* BEGIN *

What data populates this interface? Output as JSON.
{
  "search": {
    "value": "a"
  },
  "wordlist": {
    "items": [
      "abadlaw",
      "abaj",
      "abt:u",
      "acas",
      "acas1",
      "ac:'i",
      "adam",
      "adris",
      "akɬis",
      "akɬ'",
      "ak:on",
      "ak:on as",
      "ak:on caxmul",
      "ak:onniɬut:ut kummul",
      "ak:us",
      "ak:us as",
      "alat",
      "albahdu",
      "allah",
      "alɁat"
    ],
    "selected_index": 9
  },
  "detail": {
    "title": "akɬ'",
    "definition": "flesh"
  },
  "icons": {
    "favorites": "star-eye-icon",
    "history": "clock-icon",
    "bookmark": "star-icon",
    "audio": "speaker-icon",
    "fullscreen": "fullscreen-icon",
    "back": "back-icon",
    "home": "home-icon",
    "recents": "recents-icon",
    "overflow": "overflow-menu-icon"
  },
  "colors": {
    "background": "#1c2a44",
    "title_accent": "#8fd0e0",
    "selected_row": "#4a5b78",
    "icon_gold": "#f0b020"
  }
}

* END *

PROMPT
Set out the complete listing exactly as shown.

TASK ANSWER
What data populates this interface? Output as JSON.
{
  "search": {
    "value": "a"
  },
  "wordlist": {
    "items": [
      "abadlaw",
      "abaj",
      "abt:u",
      "acas",
      "acas1",
      "ac:'i",
      "adam",
      "adris",
      "akɬis",
      "akɬ'",
      "ak:on",
      "ak:on as",
      "ak:on caxmul",
      "ak:onniɬut:ut kummul",
      "ak:us",
      "ak:us as",
      "alat",
      "albahdu",
      "allah",
      "alɁat"
    ],
    "selected_index": 9
  },
  "detail": {
    "title": "akɬ'",
    "definition": "flesh"
  },
  "icons": {
    "favorites": "star-eye-icon",
    "history": "clock-icon",
    "bookmark": "star-icon",
    "audio": "speaker-icon",
    "fullscreen": "fullscreen-icon",
    "back": "back-icon",
    "home": "home-icon",
    "recents": "recents-icon",
    "overflow": "overflow-menu-icon"
  },
  "colors": {
    "background": "#1c2a44",
    "title_accent": "#8fd0e0",
    "selected_row": "#4a5b78",
    "icon_gold": "#f0b020"
  }
}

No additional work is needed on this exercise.